═════ Selected text
The tweets, ten in all, were directed toward Republican Sen. Mitch McConnell. McConnell has been majority leader since the GOP won control of the Senate in the 2014 election; he was most recently reelected (by acclamation among the Senate’s 53 GOP members) after the 2018 elections. It is perhaps too obvious to note that since the majority leader represents the majority, he exercises a lot of power and influence in the Senate. Nevertheless, Snyder began his critique with this:

Why does Senator McConnell talk about how he will run the impeachment trial, and why do we listen? He has zero constitutional authority to decide its shape.

What does that mean? Does Snyder mean that McConnell as a person — Mitch from Kentucky — has no constitutional authority to decide how the trial will be run? Perhaps, but the fact is, McConnell is the Senate majority leader, and the majority, not any individual senator himself or herself, but the majority, has substantial authority to shape the trial. That’s how the Senate runs. We listen to McConnell because what he says matters. Here are the next two tweets:

John Roberts is in charge of the impeachment trial. The Constitution clearly states that if the president is impeached, the chief justice presides.
══════════
═════ Material
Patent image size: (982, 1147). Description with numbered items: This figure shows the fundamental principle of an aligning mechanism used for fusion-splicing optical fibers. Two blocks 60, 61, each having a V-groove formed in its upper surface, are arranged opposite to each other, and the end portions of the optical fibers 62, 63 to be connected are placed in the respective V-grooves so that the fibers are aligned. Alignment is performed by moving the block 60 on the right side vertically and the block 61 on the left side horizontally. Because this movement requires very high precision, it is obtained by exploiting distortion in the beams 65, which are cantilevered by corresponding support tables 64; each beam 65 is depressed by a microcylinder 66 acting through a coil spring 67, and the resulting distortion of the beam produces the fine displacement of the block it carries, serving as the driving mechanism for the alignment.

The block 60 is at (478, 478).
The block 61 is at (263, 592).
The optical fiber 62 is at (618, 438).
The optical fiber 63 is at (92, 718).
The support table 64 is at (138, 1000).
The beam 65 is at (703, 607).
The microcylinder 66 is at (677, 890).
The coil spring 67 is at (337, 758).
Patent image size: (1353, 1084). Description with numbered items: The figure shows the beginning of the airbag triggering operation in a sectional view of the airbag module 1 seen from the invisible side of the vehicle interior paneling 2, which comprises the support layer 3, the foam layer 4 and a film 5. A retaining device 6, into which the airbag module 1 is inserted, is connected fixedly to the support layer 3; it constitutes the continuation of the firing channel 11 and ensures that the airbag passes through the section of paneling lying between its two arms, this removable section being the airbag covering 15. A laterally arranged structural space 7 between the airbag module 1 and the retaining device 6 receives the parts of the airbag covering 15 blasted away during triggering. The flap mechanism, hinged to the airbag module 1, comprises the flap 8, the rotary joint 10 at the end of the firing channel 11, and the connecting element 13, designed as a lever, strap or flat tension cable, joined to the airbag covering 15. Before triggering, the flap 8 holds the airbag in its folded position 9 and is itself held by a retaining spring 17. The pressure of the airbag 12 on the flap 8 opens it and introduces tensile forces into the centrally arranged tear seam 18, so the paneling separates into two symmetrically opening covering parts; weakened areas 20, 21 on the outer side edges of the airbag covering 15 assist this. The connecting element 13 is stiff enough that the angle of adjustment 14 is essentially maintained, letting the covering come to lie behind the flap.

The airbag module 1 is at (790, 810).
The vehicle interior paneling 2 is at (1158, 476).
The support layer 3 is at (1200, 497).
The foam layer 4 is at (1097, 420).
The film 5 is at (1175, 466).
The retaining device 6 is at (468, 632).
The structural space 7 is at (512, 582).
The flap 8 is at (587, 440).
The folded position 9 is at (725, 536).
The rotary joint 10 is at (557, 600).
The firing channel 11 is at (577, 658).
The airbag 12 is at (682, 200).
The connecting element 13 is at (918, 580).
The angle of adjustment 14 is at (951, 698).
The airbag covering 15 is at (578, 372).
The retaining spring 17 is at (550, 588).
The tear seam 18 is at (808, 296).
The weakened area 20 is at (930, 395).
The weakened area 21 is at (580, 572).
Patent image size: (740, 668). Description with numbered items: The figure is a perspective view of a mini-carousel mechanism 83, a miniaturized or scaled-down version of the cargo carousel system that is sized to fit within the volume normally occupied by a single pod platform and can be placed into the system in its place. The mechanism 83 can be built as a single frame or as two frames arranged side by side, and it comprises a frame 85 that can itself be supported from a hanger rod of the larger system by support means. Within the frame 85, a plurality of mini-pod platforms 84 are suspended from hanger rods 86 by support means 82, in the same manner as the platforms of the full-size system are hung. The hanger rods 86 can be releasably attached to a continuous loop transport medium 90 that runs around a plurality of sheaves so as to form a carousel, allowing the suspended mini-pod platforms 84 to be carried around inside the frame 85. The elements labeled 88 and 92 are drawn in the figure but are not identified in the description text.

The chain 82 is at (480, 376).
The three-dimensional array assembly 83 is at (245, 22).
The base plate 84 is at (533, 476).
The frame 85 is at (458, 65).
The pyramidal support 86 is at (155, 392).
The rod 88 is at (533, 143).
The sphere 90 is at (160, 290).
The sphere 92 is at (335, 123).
══════════
**Problems to work on**
1/ Rewrite the passage about McConnell, beginning at the words "The tweets, ten" and ending after "decide its shape.", with "acclamation" changed to "unanimous vote".
2/ According to the passage about McConnell, how many tweets were directed toward him?
Draw only on the passage about McConnell.

**Results of the exercise**
1/
The tweets, ten in all, were directed toward Republican Sen. Mitch McConnell. McConnell has been majority leader since the GOP won control of the Senate in the 2014 election; he was most recently reelected (by unanimous vote among the Senate’s 53 GOP members) after the 2018 elections. It is perhaps too obvious to note that since the majority leader represents the majority, he exercises a lot of power and influence in the Senate. Nevertheless, Snyder began his critique with this:

Why does Senator McConnell talk about how he will run the impeachment trial, and why do we listen? He has zero constitutional authority to decide its shape.

2/ Ten tweets were directed toward him.